Copy out everything in the listing from the first line down to the line containing "star-icon[interactable]: ★ (63, 186, 71, 196)", with both of those lines included.

Element boundary records
________________________________________
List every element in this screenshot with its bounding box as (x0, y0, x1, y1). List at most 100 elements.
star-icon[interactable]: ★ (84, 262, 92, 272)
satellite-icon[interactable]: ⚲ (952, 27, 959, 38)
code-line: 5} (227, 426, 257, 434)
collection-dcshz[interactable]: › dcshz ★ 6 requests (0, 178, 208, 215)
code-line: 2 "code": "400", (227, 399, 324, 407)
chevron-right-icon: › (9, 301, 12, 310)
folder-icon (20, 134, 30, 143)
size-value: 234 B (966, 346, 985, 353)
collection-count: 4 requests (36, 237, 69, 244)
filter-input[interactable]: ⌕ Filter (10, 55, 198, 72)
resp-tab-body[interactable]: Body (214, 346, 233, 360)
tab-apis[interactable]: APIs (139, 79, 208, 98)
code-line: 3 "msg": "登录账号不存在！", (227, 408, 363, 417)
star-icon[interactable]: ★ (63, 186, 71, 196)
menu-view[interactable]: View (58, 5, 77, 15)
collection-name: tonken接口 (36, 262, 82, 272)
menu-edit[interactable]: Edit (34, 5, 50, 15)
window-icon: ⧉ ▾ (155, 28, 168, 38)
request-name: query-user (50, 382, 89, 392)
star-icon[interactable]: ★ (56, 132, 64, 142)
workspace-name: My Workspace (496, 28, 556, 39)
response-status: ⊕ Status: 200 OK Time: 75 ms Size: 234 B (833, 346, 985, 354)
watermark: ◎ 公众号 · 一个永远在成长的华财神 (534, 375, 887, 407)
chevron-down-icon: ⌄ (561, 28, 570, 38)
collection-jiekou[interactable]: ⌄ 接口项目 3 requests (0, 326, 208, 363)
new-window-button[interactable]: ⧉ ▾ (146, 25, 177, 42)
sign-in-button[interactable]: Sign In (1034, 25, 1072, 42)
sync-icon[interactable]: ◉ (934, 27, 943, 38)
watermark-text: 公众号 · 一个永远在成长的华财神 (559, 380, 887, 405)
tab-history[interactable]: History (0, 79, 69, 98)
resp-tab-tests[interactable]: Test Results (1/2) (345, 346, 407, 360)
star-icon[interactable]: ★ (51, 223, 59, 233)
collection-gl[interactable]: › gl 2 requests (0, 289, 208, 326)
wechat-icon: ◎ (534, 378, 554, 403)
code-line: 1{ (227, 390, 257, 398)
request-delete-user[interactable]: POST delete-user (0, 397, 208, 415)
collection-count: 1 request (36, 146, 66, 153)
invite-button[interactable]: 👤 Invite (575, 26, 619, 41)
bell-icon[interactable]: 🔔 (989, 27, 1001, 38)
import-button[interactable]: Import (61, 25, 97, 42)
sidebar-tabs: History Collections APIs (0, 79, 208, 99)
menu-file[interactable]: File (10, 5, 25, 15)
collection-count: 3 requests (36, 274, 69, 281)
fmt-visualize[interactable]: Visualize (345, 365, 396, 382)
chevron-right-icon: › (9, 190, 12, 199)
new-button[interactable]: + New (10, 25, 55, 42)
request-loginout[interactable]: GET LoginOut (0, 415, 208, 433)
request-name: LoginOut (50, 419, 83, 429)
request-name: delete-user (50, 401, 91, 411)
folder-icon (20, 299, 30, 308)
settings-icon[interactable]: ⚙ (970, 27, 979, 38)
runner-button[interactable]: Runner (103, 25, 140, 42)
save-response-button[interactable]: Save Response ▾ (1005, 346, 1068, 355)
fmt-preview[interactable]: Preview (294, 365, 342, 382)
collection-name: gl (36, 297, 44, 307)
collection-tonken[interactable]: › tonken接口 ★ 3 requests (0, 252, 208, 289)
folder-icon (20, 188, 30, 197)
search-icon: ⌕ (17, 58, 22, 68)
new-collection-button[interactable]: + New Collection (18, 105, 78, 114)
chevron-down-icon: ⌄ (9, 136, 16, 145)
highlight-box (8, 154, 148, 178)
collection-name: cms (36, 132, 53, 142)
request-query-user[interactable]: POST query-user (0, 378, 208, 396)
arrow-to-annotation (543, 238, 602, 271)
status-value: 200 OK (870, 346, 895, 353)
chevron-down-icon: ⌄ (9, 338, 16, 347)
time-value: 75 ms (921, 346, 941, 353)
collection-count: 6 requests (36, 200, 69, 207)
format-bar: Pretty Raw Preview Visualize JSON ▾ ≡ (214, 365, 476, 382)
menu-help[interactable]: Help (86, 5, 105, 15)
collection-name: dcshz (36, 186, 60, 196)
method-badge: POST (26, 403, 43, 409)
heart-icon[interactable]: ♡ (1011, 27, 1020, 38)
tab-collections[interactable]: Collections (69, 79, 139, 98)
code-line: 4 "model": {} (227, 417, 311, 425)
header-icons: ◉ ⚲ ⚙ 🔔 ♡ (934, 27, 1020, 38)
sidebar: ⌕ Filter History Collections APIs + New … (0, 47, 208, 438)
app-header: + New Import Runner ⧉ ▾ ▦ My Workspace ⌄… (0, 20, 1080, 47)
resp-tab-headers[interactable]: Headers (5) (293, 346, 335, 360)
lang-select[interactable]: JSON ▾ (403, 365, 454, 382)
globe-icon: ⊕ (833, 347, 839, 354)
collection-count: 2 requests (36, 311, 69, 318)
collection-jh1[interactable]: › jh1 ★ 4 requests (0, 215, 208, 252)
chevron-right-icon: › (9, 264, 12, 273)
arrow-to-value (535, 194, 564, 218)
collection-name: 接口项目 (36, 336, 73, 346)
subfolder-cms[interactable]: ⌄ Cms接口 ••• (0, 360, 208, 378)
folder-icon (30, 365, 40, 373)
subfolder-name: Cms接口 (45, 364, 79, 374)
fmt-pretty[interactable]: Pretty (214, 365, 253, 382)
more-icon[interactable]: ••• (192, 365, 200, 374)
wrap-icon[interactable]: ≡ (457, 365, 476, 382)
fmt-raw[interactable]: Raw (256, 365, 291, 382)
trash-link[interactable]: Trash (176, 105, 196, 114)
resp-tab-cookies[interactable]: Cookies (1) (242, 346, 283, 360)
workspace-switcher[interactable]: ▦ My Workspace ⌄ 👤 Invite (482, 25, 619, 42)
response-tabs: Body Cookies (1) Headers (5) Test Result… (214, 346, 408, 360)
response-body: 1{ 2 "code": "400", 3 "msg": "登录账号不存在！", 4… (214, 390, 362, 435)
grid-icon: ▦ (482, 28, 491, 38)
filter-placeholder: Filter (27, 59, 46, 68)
________________________________________
**REPLY**
List every element in this screenshot with its bounding box as (x0, y0, x1, y1). List at most 100 elements.
star-icon[interactable]: ★ (84, 262, 92, 272)
satellite-icon[interactable]: ⚲ (952, 27, 959, 38)
code-line: 5} (227, 426, 257, 434)
collection-dcshz[interactable]: › dcshz ★ 6 requests (0, 178, 208, 215)
code-line: 2 "code": "400", (227, 399, 324, 407)
chevron-right-icon: › (9, 301, 12, 310)
folder-icon (20, 134, 30, 143)
size-value: 234 B (966, 346, 985, 353)
collection-count: 4 requests (36, 237, 69, 244)
filter-input[interactable]: ⌕ Filter (10, 55, 198, 72)
resp-tab-body[interactable]: Body (214, 346, 233, 360)
tab-apis[interactable]: APIs (139, 79, 208, 98)
code-line: 3 "msg": "登录账号不存在！", (227, 408, 363, 417)
star-icon[interactable]: ★ (63, 186, 71, 196)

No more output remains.